Extracted records
▶

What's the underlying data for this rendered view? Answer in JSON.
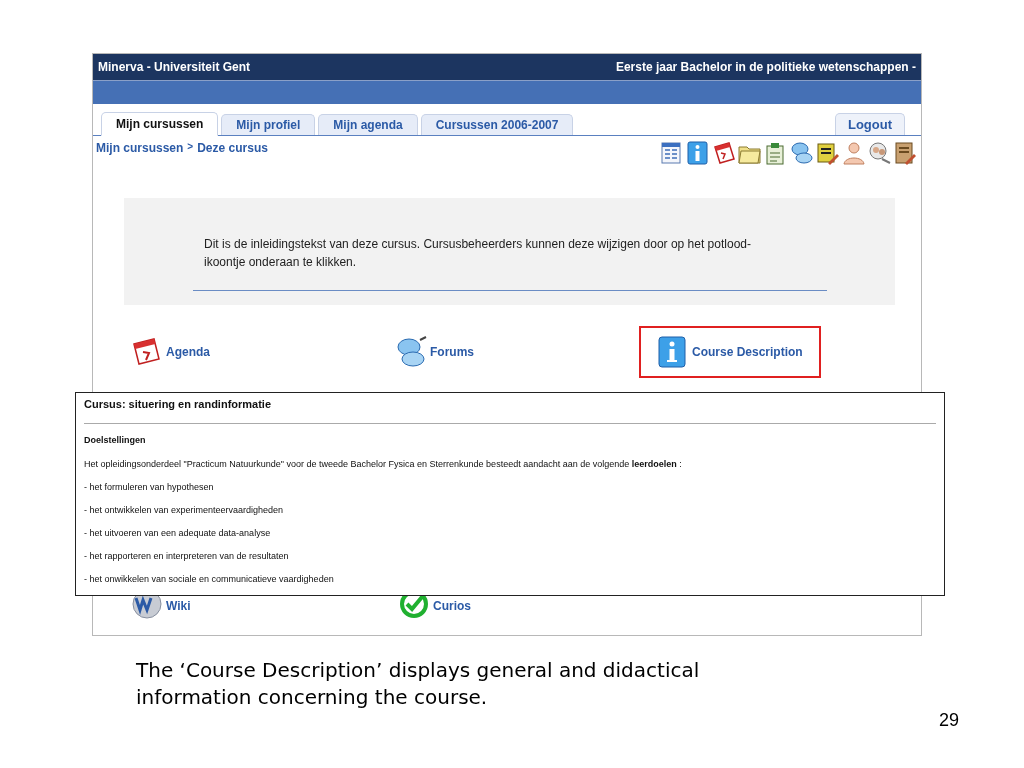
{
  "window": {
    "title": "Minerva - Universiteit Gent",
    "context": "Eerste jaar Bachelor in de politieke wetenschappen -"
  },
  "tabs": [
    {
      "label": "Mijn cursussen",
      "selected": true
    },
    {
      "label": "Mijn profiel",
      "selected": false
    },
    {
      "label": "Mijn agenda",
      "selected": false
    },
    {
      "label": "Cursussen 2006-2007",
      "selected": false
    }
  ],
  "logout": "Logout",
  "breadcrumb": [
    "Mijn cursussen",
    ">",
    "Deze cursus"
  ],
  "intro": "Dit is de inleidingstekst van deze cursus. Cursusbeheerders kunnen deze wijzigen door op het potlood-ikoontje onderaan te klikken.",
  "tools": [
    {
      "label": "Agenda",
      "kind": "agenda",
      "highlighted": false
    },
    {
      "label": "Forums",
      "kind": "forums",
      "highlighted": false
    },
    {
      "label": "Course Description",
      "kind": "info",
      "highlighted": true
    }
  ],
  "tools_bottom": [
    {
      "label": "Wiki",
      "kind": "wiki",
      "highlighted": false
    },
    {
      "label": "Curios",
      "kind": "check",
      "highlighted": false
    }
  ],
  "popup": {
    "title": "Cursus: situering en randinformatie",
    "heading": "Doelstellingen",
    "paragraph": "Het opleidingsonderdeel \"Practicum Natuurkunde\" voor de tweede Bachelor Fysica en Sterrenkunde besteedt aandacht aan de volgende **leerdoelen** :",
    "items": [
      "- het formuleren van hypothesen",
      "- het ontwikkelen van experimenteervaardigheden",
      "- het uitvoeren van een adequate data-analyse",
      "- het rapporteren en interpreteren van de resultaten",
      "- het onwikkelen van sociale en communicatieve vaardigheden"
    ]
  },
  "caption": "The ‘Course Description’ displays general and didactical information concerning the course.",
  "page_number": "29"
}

◀

** Problem to work on **
Copy every record above exactly as written, but leave out the pictures.

** Response **
What's the underlying data for this rendered view? Answer in JSON.
{
  "window": {
    "title": "Minerva - Universiteit Gent",
    "context": "Eerste jaar Bachelor in de politieke wetenschappen -"
  },
  "tabs": [
    {
      "label": "Mijn cursussen",
      "selected": true
    },
    {
      "label": "Mijn profiel",
      "selected": false
    },
    {
      "label": "Mijn agenda",
      "selected": false
    },
    {
      "label": "Cursussen 2006-2007",
      "selected": false
    }
  ],
  "logout": "Logout",
  "breadcrumb": [
    "Mijn cursussen",
    ">",
    "Deze cursus"
  ],
  "intro": "Dit is de inleidingstekst van deze cursus. Cursusbeheerders kunnen deze wijzigen door op het potlood-ikoontje onderaan te klikken.",
  "tools": [
    {
      "label": "Agenda",
      "kind": "agenda",
      "highlighted": false
    },
    {
      "label": "Forums",
      "kind": "forums",
      "highlighted": false
    },
    {
      "label": "Course Description",
      "kind": "info",
      "highlighted": true
    }
  ],
  "tools_bottom": [
    {
      "label": "Wiki",
      "kind": "wiki",
      "highlighted": false
    },
    {
      "label": "Curios",
      "kind": "check",
      "highlighted": false
    }
  ],
  "popup": {
    "title": "Cursus: situering en randinformatie",
    "heading": "Doelstellingen",
    "paragraph": "Het opleidingsonderdeel \"Practicum Natuurkunde\" voor de tweede Bachelor Fysica en Sterrenkunde besteedt aandacht aan de volgende **leerdoelen** :",
    "items": [
      "- het formuleren van hypothesen",
      "- het ontwikkelen van experimenteervaardigheden",
      "- het uitvoeren van een adequate data-analyse",
      "- het rapporteren en interpreteren van de resultaten",
      "- het onwikkelen van sociale en communicatieve vaardigheden"
    ]
  },
  "caption": "The ‘Course Description’ displays general and didactical information concerning the course.",
  "page_number": "29"
}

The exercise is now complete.